BEGIN
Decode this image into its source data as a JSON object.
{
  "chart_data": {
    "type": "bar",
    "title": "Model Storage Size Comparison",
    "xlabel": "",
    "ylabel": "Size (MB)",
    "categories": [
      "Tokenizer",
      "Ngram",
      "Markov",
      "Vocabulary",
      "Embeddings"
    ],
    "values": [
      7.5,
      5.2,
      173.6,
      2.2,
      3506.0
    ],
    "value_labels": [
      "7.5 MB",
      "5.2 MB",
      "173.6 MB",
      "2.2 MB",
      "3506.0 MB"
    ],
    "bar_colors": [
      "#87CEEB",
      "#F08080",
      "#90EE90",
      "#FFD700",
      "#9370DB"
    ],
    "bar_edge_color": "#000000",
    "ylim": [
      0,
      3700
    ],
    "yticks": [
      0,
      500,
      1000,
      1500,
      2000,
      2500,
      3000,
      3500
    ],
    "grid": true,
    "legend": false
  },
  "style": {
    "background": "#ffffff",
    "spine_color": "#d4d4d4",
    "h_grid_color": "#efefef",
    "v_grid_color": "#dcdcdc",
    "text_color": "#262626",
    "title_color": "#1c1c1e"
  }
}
END
▶ _Exercise task_: Each line of the listing above should be output exactly.

▶ _Written response_:
Decode this image into its source data as a JSON object.
{
  "chart_data": {
    "type": "bar",
    "title": "Model Storage Size Comparison",
    "xlabel": "",
    "ylabel": "Size (MB)",
    "categories": [
      "Tokenizer",
      "Ngram",
      "Markov",
      "Vocabulary",
      "Embeddings"
    ],
    "values": [
      7.5,
      5.2,
      173.6,
      2.2,
      3506.0
    ],
    "value_labels": [
      "7.5 MB",
      "5.2 MB",
      "173.6 MB",
      "2.2 MB",
      "3506.0 MB"
    ],
    "bar_colors": [
      "#87CEEB",
      "#F08080",
      "#90EE90",
      "#FFD700",
      "#9370DB"
    ],
    "bar_edge_color": "#000000",
    "ylim": [
      0,
      3700
    ],
    "yticks": [
      0,
      500,
      1000,
      1500,
      2000,
      2500,
      3000,
      3500
    ],
    "grid": true,
    "legend": false
  },
  "style": {
    "background": "#ffffff",
    "spine_color": "#d4d4d4",
    "h_grid_color": "#efefef",
    "v_grid_color": "#dcdcdc",
    "text_color": "#262626",
    "title_color": "#1c1c1e"
  }
}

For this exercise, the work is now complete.